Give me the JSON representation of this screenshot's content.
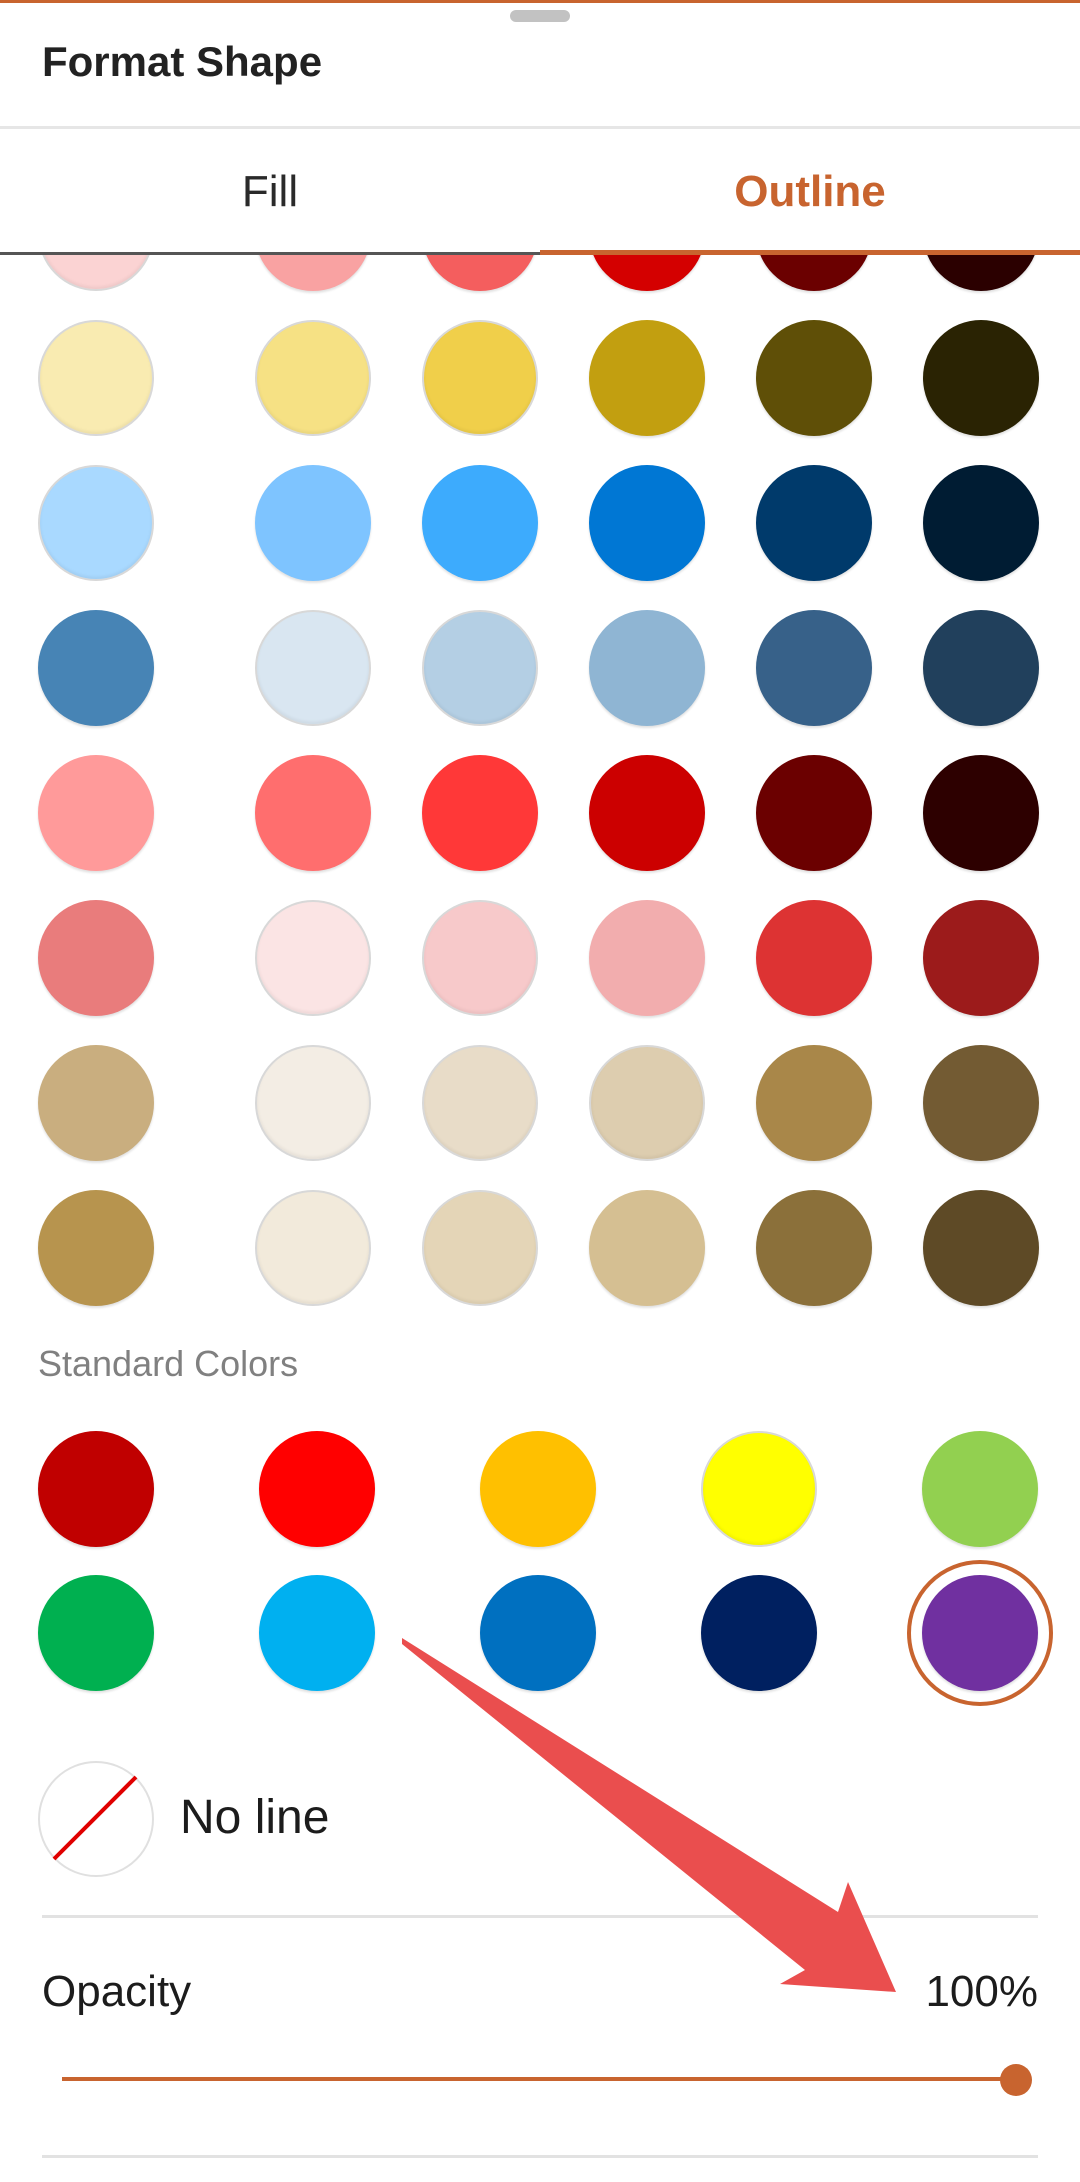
{
  "header": {
    "title": "Format Shape"
  },
  "tabs": [
    {
      "label": "Fill",
      "active": false
    },
    {
      "label": "Outline",
      "active": true
    }
  ],
  "accent_color": "#c8642f",
  "theme_colors": [
    [
      "#fbd3d3",
      "#f9a2a2",
      "#f45e5e",
      "#d40000",
      "#6b0000",
      "#2b0000"
    ],
    [
      "#f9ebb1",
      "#f6e184",
      "#f0cf4a",
      "#c29f10",
      "#5f4f07",
      "#2a2303"
    ],
    [
      "#a9d9ff",
      "#7ec4ff",
      "#3dabfd",
      "#0077d4",
      "#003a6b",
      "#001c33"
    ],
    [
      "#4784b5",
      "#d9e6f1",
      "#b4cfe4",
      "#8fb5d3",
      "#376189",
      "#21405c"
    ],
    [
      "#ff9a9a",
      "#ff6e6e",
      "#ff3838",
      "#cc0000",
      "#6b0000",
      "#2d0000"
    ],
    [
      "#e97c7c",
      "#fbe4e4",
      "#f7c9ca",
      "#f2adae",
      "#dd3333",
      "#9c1b1b"
    ],
    [
      "#c9ae7f",
      "#f3ede4",
      "#e8dcc8",
      "#ddcdaf",
      "#a98749",
      "#735b33"
    ],
    [
      "#b7944e",
      "#f2eadb",
      "#e4d5b7",
      "#d5bf92",
      "#8b703a",
      "#5e4a26"
    ]
  ],
  "standard_label": "Standard Colors",
  "standard_colors": [
    "#c00000",
    "#ff0000",
    "#ffc000",
    "#ffff00",
    "#92d050",
    "#00b050",
    "#00b0f0",
    "#0070c0",
    "#002060",
    "#7030a0"
  ],
  "selected_standard_index": 9,
  "no_line": {
    "label": "No line"
  },
  "opacity": {
    "label": "Opacity",
    "value_text": "100%",
    "value": 1.0
  }
}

┄┄┄┄┄┄

DIRECTIVE :: Copy the records above exactly, leaving out every picture.

WRITTEN SOLUTION ::
Give me the JSON representation of this screenshot's content.
{
  "header": {
    "title": "Format Shape"
  },
  "tabs": [
    {
      "label": "Fill",
      "active": false
    },
    {
      "label": "Outline",
      "active": true
    }
  ],
  "accent_color": "#c8642f",
  "theme_colors": [
    [
      "#fbd3d3",
      "#f9a2a2",
      "#f45e5e",
      "#d40000",
      "#6b0000",
      "#2b0000"
    ],
    [
      "#f9ebb1",
      "#f6e184",
      "#f0cf4a",
      "#c29f10",
      "#5f4f07",
      "#2a2303"
    ],
    [
      "#a9d9ff",
      "#7ec4ff",
      "#3dabfd",
      "#0077d4",
      "#003a6b",
      "#001c33"
    ],
    [
      "#4784b5",
      "#d9e6f1",
      "#b4cfe4",
      "#8fb5d3",
      "#376189",
      "#21405c"
    ],
    [
      "#ff9a9a",
      "#ff6e6e",
      "#ff3838",
      "#cc0000",
      "#6b0000",
      "#2d0000"
    ],
    [
      "#e97c7c",
      "#fbe4e4",
      "#f7c9ca",
      "#f2adae",
      "#dd3333",
      "#9c1b1b"
    ],
    [
      "#c9ae7f",
      "#f3ede4",
      "#e8dcc8",
      "#ddcdaf",
      "#a98749",
      "#735b33"
    ],
    [
      "#b7944e",
      "#f2eadb",
      "#e4d5b7",
      "#d5bf92",
      "#8b703a",
      "#5e4a26"
    ]
  ],
  "standard_label": "Standard Colors",
  "standard_colors": [
    "#c00000",
    "#ff0000",
    "#ffc000",
    "#ffff00",
    "#92d050",
    "#00b050",
    "#00b0f0",
    "#0070c0",
    "#002060",
    "#7030a0"
  ],
  "selected_standard_index": 9,
  "no_line": {
    "label": "No line"
  },
  "opacity": {
    "label": "Opacity",
    "value_text": "100%",
    "value": 1.0
  }
}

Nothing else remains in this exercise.